Problem → Skip any picture you find and retype all the remaining lines exactly.

◇ ◇ ◇ ◇ ◇ ◇ ◇

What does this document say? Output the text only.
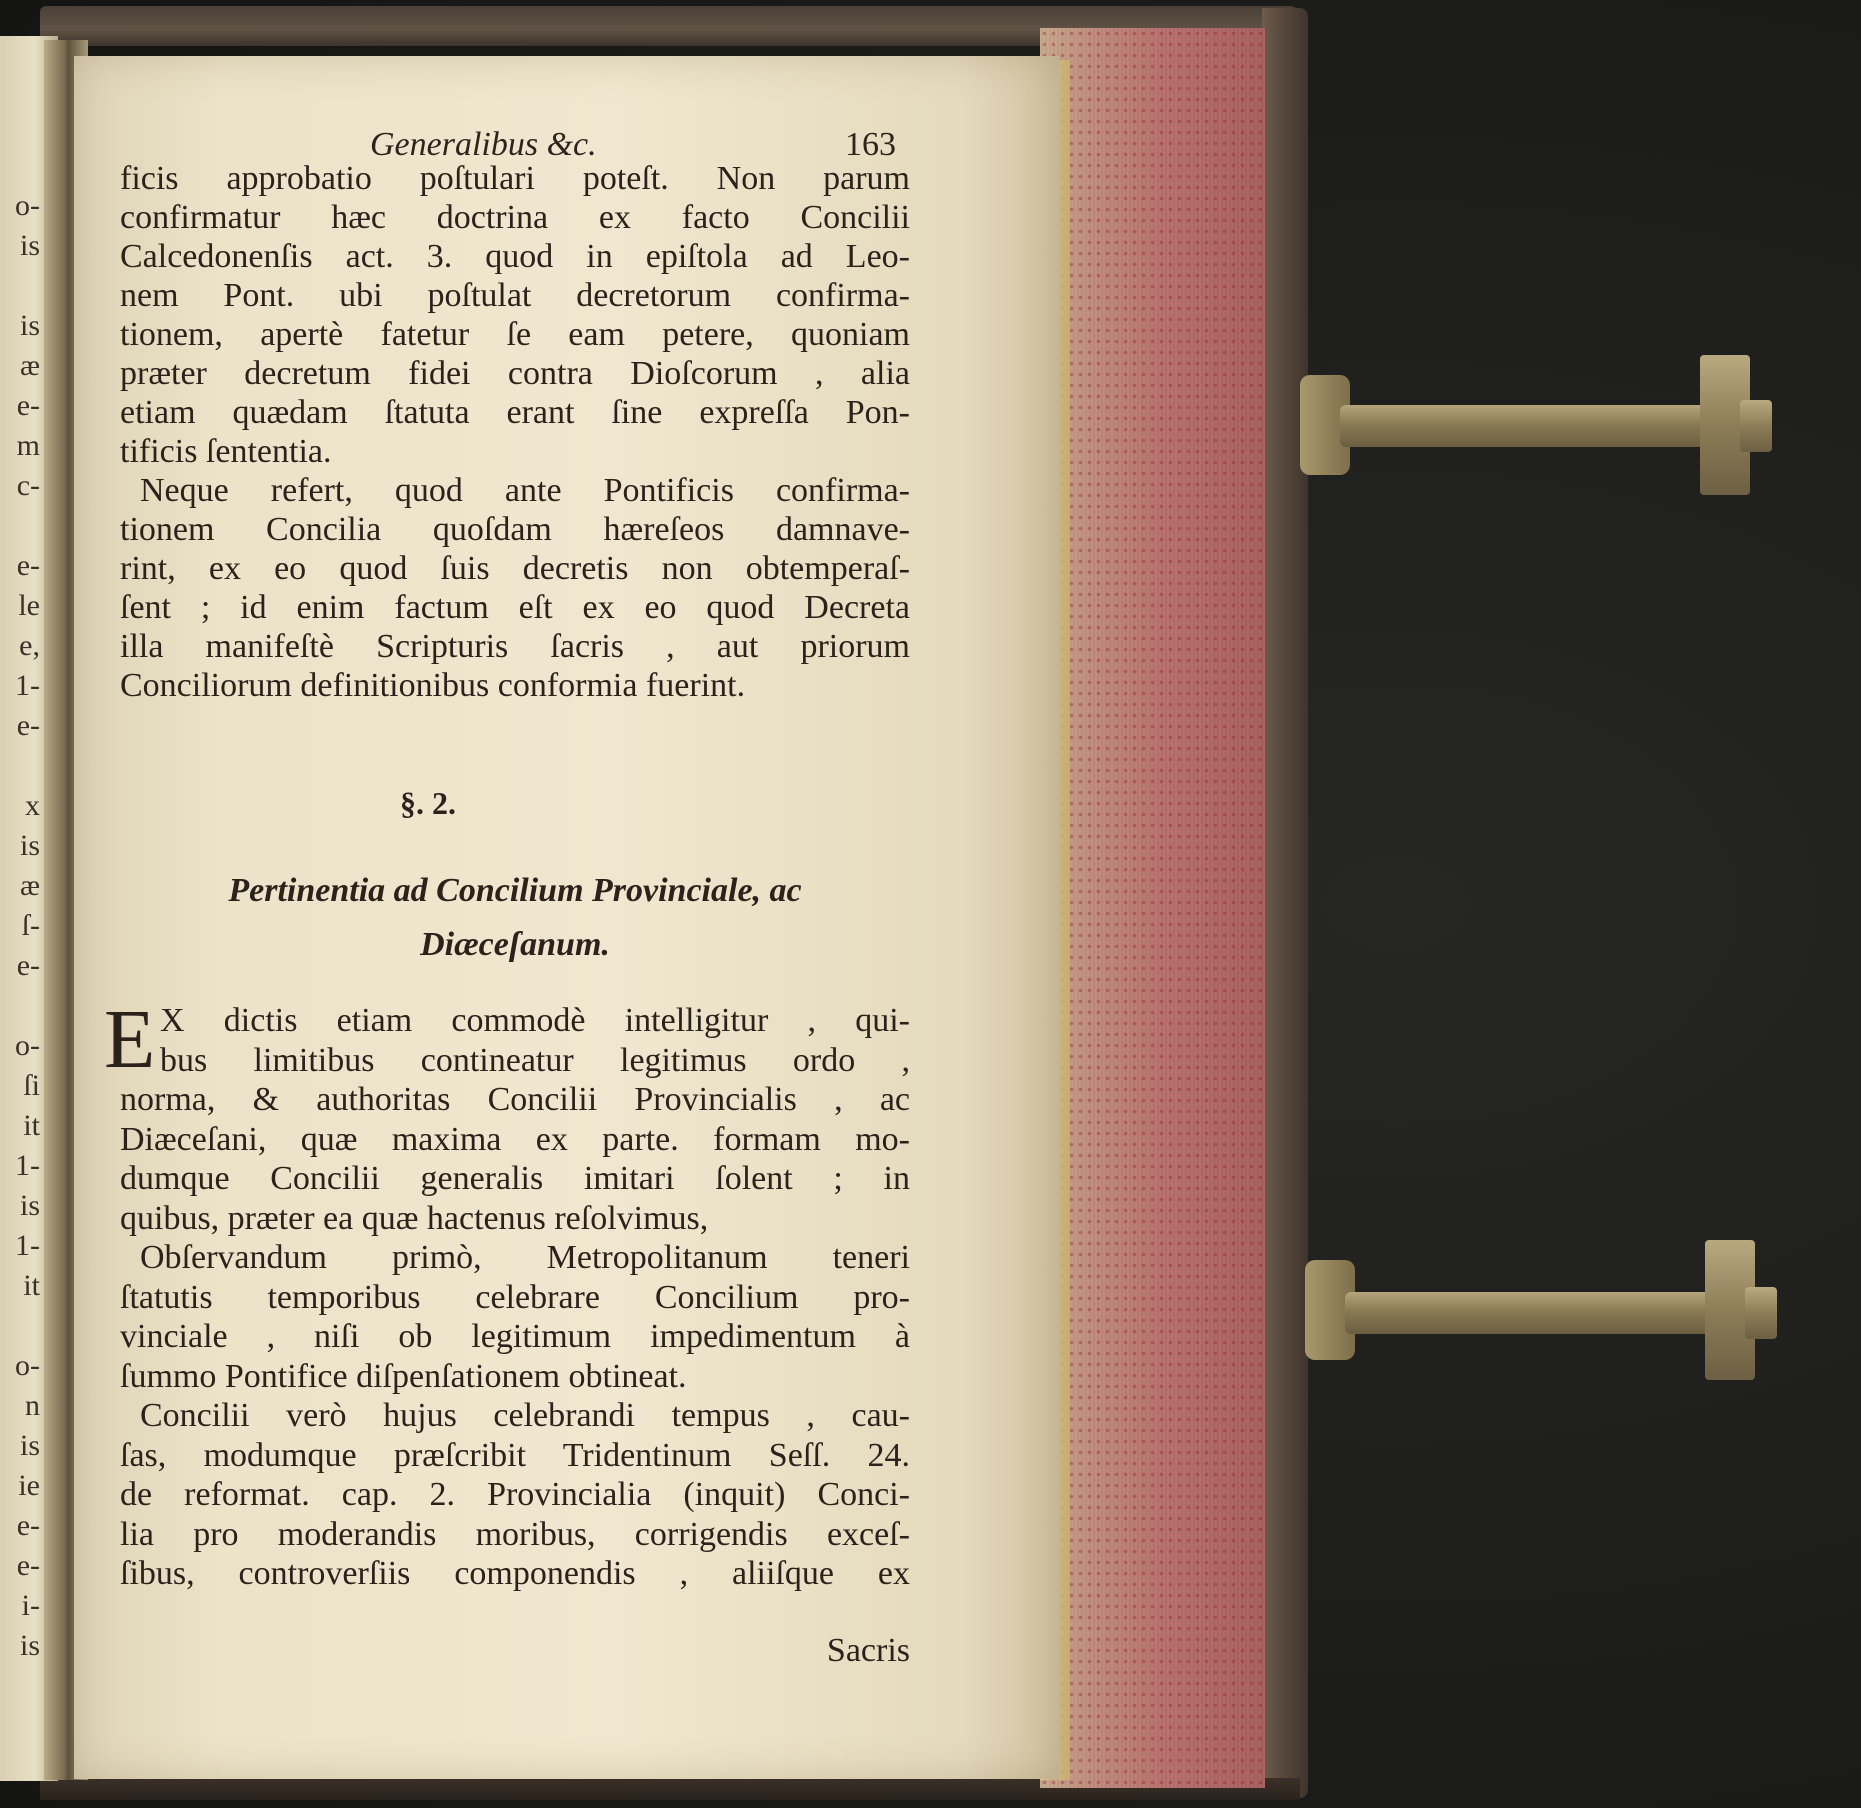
o-
is
is
æ
e-
m
c-
e-
le
e,
1-
e-
x
is
æ
ſ-
e-
o-
ſi
it
1-
is
1-
it
o-
n
is
ie
e-
e-
i-
is
Generalibus &c.	163
ficis approbatio poſtulari poteſt. Non parum
confirmatur hæc doctrina ex facto Concilii
Calcedonenſis act. 3. quod in epiſtola ad Leo-
nem Pont. ubi poſtulat decretorum confirma-
tionem, apertè fatetur ſe eam petere, quoniam
præter decretum fidei contra Dioſcorum , alia
etiam quædam ſtatuta erant ſine expreſſa Pon-
tificis ſententia.
Neque refert, quod ante Pontificis confirma-
tionem Concilia quoſdam hæreſeos damnave-
rint, ex eo quod ſuis decretis non obtemperaſ-
ſent ; id enim factum eſt ex eo quod Decreta
illa manifeſtè Scripturis ſacris , aut priorum
Conciliorum definitionibus conformia fuerint.
§. 2.
Pertinentia ad Concilium Provinciale, ac
Diæceſanum.
E X dictis etiam commodè intelligitur , qui-
bus limitibus contineatur legitimus ordo ,
norma, & authoritas Concilii Provincialis , ac
Diæceſani, quæ maxima ex parte. formam mo-
dumque Concilii generalis imitari ſolent ; in
quibus, præter ea quæ hactenus reſolvimus,
Obſervandum primò, Metropolitanum teneri
ſtatutis temporibus celebrare Concilium pro-
vinciale , niſi ob legitimum impedimentum à
ſummo Pontifice diſpenſationem obtineat.
Concilii verò hujus celebrandi tempus , cau-
ſas, modumque præſcribit Tridentinum Seſſ. 24.
de reformat. cap. 2. Provincialia (inquit) Conci-
lia pro moderandis moribus, corrigendis exceſ-
ſibus, controverſiis componendis , aliiſque ex
Sacris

◇ ◇ ◇ ◇ ◇ ◇ ◇

Solved problem →
What does this document say? Output the text only.
o-
is
is
æ
e-
m
c-
e-
le
e,
1-
e-
x
is
æ
ſ-
e-
o-
ſi
it
1-
is
1-
it
o-
n
is
ie
e-
e-
i-
is
Generalibus &c.	163
ficis approbatio poſtulari poteſt. Non parum
confirmatur hæc doctrina ex facto Concilii
Calcedonenſis act. 3. quod in epiſtola ad Leo-
nem Pont. ubi poſtulat decretorum confirma-
tionem, apertè fatetur ſe eam petere, quoniam
præter decretum fidei contra Dioſcorum , alia
etiam quædam ſtatuta erant ſine expreſſa Pon-
tificis ſententia.
Neque refert, quod ante Pontificis confirma-
tionem Concilia quoſdam hæreſeos damnave-
rint, ex eo quod ſuis decretis non obtemperaſ-
ſent ; id enim factum eſt ex eo quod Decreta
illa manifeſtè Scripturis ſacris , aut priorum
Conciliorum definitionibus conformia fuerint.
§. 2.
Pertinentia ad Concilium Provinciale, ac
Diæceſanum.
E X dictis etiam commodè intelligitur , qui-
bus limitibus contineatur legitimus ordo ,
norma, & authoritas Concilii Provincialis , ac
Diæceſani, quæ maxima ex parte. formam mo-
dumque Concilii generalis imitari ſolent ; in
quibus, præter ea quæ hactenus reſolvimus,
Obſervandum primò, Metropolitanum teneri
ſtatutis temporibus celebrare Concilium pro-
vinciale , niſi ob legitimum impedimentum à
ſummo Pontifice diſpenſationem obtineat.
Concilii verò hujus celebrandi tempus , cau-
ſas, modumque præſcribit Tridentinum Seſſ. 24.
de reformat. cap. 2. Provincialia (inquit) Conci-
lia pro moderandis moribus, corrigendis exceſ-
ſibus, controverſiis componendis , aliiſque ex
Sacris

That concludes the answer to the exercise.